Your instructions ▸
Using the records below, locate all lines containing "ylabel" and return them.

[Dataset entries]
((
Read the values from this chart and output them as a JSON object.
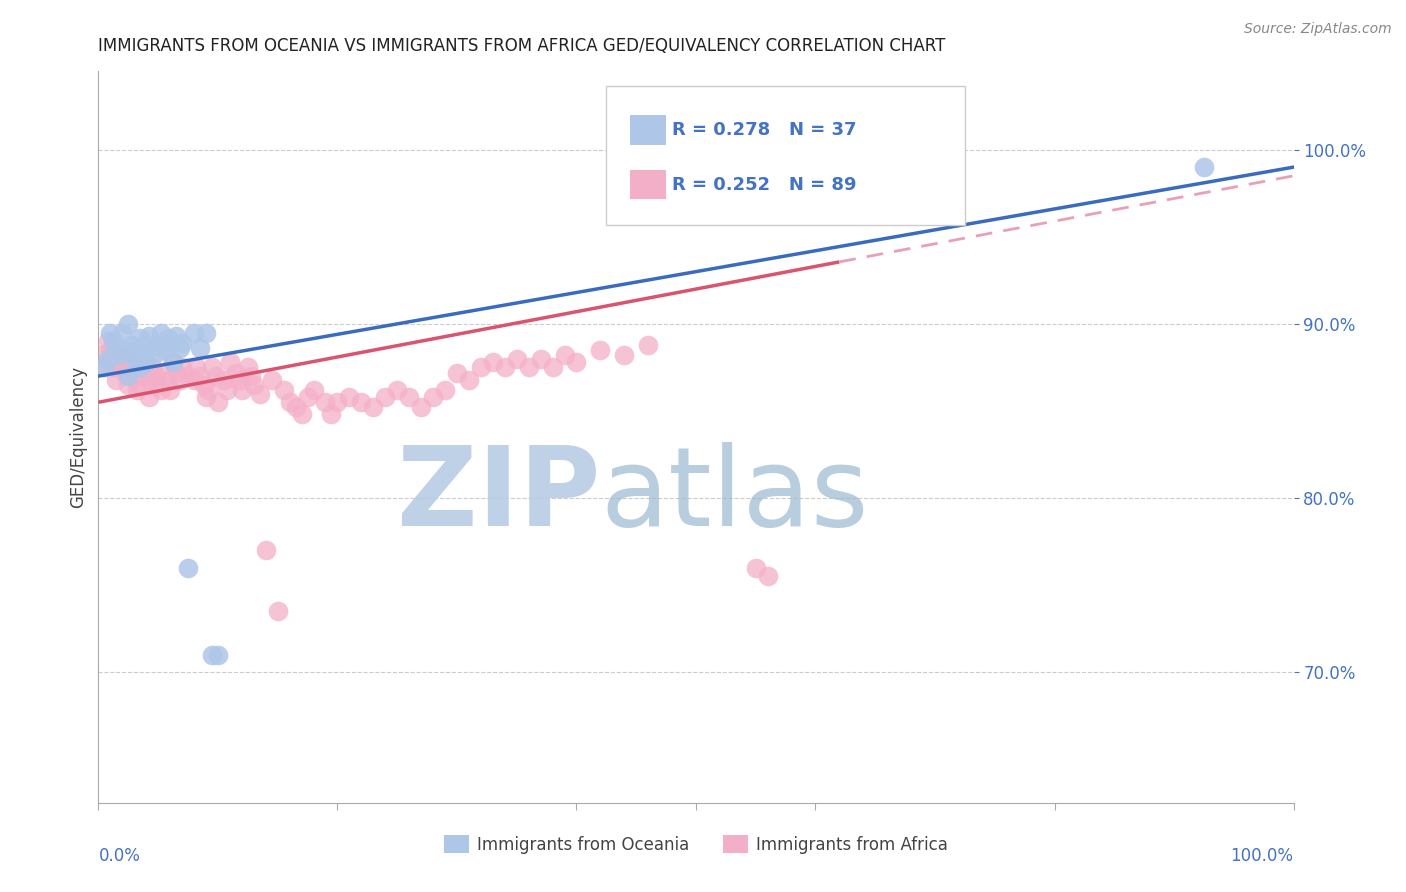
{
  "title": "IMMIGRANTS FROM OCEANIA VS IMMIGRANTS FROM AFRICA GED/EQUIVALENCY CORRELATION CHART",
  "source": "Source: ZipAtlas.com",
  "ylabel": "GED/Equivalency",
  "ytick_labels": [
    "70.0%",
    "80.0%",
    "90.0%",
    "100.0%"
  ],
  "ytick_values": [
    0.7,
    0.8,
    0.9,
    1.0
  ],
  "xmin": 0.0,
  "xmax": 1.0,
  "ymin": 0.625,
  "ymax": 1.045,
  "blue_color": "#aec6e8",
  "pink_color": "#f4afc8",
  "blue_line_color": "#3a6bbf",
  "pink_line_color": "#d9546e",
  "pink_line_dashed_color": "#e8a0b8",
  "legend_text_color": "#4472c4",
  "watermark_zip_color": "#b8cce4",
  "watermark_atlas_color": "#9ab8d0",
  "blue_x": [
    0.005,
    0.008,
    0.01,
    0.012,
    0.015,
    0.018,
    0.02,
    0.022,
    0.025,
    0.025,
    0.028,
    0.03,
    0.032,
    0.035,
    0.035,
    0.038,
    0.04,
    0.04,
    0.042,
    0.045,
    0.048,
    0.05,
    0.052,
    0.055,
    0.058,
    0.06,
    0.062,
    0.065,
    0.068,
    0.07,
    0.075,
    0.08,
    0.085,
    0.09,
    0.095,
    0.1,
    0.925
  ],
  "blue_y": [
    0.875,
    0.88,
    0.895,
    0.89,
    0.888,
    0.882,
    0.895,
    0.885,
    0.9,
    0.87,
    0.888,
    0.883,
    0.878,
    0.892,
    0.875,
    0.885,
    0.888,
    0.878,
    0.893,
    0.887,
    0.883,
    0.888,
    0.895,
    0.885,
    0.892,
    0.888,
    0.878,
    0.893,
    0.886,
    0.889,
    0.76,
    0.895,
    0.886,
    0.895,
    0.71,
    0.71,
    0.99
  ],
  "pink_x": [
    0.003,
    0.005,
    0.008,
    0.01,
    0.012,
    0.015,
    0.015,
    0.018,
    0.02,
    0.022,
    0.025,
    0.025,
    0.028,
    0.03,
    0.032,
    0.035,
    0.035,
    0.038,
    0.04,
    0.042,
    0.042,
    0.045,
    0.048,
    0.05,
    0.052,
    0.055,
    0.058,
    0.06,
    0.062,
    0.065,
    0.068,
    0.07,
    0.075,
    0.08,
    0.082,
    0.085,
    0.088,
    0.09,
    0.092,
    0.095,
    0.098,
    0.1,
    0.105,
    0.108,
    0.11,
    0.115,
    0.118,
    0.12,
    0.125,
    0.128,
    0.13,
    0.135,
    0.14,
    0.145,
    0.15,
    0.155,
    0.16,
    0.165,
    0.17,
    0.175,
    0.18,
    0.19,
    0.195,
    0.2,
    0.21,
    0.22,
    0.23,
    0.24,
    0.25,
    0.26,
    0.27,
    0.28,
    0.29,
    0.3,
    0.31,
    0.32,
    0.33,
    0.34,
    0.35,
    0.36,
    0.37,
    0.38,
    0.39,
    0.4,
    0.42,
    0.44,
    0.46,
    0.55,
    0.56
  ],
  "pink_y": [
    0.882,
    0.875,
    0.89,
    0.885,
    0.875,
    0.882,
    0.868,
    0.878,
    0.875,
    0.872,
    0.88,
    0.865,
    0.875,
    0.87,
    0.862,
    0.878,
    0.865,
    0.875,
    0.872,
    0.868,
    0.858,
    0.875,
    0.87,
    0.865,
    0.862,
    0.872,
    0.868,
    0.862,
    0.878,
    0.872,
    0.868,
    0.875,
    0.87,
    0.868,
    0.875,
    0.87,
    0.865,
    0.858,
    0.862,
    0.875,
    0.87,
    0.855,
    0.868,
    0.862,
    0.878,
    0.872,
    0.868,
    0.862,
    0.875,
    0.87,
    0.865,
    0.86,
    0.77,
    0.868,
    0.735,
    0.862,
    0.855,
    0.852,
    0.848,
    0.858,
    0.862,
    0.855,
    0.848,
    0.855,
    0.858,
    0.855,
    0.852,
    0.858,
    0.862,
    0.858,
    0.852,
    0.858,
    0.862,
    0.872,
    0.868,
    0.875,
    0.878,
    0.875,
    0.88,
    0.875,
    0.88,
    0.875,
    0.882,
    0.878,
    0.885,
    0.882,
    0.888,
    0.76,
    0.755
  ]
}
))
((
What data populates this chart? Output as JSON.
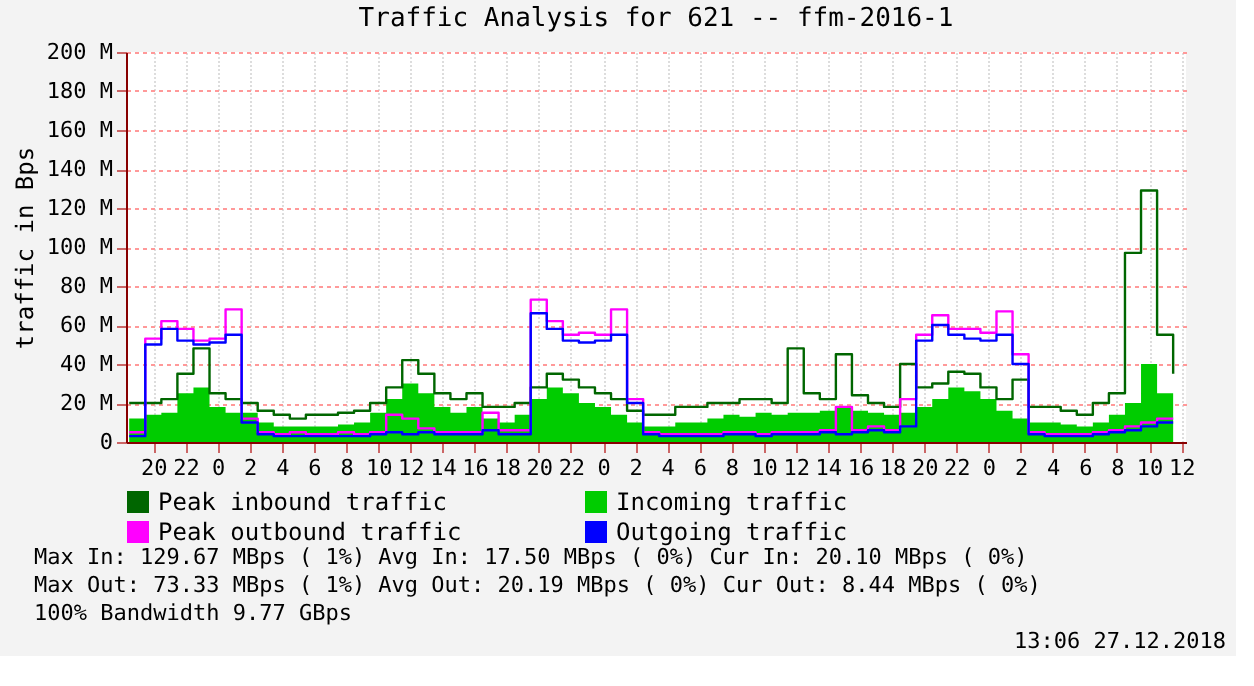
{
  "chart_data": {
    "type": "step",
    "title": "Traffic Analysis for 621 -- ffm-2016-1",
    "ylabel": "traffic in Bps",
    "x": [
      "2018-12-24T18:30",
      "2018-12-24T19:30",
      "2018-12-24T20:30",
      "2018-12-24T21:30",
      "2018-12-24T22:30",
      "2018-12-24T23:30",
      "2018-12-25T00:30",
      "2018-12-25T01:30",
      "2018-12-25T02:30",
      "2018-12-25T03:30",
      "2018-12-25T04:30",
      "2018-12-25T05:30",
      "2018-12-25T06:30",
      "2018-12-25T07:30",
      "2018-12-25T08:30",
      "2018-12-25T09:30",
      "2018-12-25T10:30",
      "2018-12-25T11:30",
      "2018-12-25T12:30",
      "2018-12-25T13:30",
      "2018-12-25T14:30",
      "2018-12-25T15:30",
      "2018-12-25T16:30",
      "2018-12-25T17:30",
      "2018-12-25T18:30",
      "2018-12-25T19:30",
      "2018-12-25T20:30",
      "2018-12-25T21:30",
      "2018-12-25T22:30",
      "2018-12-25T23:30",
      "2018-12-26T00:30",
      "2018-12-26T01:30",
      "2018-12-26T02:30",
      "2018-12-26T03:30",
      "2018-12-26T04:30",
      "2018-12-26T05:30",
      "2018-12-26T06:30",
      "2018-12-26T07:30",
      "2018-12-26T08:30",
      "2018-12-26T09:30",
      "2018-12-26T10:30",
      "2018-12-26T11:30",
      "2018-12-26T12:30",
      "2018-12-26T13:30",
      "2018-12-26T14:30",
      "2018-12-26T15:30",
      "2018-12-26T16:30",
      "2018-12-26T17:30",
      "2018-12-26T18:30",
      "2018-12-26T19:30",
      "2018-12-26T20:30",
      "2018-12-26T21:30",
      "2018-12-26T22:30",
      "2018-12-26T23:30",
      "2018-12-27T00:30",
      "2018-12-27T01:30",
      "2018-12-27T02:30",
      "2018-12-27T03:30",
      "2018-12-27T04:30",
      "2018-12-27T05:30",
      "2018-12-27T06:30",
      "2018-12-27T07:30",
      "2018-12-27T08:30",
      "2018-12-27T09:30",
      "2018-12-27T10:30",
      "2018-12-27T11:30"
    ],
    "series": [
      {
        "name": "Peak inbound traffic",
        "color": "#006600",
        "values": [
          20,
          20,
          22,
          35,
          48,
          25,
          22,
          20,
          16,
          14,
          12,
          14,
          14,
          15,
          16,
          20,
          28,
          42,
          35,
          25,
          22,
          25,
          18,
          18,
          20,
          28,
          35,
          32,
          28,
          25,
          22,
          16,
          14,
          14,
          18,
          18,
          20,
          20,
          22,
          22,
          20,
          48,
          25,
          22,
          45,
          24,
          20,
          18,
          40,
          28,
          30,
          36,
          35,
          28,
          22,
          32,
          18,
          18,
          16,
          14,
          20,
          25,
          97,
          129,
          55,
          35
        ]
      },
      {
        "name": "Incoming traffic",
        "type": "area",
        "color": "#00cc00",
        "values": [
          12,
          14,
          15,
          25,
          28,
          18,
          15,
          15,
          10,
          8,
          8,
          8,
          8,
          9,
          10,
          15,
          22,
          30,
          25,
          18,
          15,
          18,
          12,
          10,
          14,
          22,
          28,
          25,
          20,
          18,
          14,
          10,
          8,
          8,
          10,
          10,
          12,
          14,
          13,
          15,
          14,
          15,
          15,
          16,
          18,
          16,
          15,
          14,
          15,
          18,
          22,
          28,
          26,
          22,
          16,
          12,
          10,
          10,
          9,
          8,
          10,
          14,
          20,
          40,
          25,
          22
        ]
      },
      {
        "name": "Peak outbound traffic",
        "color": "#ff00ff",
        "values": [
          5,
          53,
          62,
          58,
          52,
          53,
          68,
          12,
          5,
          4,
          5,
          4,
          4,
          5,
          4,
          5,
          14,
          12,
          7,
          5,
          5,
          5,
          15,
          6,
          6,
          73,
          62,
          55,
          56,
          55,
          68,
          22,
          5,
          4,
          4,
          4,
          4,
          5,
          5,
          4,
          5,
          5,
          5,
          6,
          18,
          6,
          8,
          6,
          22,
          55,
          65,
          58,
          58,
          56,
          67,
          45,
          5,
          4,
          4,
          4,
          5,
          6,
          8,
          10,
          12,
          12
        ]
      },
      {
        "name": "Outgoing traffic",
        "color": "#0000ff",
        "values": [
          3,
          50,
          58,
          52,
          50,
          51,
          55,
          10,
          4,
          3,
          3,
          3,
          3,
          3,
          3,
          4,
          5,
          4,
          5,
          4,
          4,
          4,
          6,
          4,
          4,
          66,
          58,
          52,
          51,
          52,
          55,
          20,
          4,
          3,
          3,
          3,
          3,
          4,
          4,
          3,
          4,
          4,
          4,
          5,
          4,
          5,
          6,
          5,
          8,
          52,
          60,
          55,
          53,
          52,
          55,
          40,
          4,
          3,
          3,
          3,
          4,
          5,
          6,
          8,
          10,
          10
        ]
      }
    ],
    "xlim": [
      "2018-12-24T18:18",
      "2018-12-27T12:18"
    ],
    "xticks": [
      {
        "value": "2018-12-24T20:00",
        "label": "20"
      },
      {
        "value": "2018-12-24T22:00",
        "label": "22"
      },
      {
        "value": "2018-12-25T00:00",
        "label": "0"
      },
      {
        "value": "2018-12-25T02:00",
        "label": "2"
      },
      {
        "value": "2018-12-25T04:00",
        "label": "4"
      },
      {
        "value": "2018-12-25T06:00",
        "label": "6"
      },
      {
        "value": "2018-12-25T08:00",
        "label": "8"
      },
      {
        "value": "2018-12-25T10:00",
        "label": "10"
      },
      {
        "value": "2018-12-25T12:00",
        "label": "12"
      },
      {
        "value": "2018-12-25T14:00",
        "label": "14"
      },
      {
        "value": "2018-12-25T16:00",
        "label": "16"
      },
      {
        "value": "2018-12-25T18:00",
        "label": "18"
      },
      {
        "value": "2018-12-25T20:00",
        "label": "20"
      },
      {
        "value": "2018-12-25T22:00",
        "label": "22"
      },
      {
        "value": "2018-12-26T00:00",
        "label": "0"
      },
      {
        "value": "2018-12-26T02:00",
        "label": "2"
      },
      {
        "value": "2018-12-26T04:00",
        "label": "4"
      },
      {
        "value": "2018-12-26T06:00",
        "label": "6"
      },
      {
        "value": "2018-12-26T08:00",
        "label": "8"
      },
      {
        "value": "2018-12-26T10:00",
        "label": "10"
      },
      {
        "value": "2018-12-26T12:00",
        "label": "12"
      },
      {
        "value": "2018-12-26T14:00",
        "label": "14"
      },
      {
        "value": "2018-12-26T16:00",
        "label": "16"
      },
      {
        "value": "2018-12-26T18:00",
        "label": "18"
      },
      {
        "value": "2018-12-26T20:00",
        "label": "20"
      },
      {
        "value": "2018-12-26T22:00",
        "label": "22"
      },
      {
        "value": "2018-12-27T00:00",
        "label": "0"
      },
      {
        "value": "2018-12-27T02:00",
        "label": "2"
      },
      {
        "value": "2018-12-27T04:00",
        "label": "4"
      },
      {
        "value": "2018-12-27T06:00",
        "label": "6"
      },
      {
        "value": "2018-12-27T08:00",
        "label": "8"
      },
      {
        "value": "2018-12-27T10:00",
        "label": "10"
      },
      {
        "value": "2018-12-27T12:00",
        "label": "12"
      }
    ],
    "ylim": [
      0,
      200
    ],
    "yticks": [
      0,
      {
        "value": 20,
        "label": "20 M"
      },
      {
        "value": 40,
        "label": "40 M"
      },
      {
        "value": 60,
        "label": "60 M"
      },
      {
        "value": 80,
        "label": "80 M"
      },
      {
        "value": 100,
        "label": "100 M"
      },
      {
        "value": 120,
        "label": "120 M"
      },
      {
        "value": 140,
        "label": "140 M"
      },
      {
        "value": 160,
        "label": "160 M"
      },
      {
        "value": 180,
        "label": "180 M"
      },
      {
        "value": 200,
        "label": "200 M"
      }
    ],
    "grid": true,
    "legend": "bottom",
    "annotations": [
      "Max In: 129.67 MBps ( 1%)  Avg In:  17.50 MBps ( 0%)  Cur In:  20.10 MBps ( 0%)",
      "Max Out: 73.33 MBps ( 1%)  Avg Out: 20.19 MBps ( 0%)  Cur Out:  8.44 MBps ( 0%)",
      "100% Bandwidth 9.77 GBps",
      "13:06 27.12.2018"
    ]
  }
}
))
((
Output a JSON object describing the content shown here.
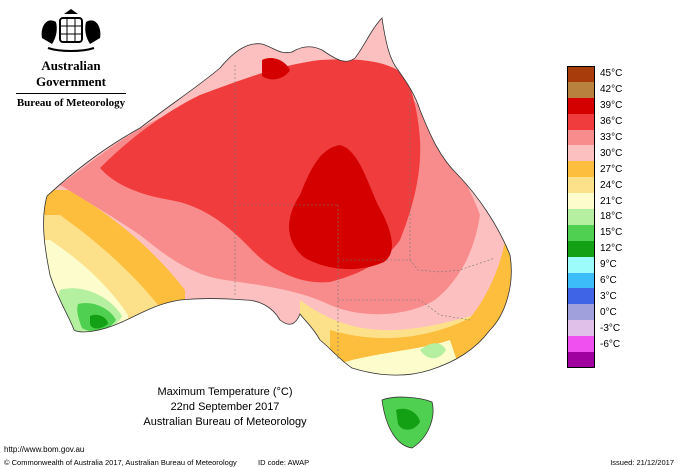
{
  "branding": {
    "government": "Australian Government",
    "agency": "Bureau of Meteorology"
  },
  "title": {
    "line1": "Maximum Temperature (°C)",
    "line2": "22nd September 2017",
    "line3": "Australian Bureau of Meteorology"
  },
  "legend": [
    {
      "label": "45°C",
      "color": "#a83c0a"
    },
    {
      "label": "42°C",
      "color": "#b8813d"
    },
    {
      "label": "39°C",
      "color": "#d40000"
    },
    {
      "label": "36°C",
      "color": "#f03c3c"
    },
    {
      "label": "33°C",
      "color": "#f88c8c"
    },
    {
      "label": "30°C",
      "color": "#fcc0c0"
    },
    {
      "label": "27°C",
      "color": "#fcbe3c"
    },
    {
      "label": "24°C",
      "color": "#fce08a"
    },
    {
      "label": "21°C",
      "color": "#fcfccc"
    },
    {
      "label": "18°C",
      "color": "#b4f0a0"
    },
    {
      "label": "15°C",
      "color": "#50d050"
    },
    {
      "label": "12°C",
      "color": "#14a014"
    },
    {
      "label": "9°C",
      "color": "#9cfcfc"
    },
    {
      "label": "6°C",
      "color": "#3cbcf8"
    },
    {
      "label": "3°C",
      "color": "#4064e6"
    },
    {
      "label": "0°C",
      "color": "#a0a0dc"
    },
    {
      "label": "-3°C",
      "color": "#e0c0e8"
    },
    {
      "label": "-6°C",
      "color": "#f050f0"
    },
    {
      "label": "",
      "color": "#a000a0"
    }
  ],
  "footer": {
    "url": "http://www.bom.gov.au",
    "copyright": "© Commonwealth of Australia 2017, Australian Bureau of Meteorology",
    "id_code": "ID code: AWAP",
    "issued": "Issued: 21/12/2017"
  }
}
))
Answer to this task ▸
  "ylabel": "GED/Equivalency",
    "ylabel": "traffic in Bps",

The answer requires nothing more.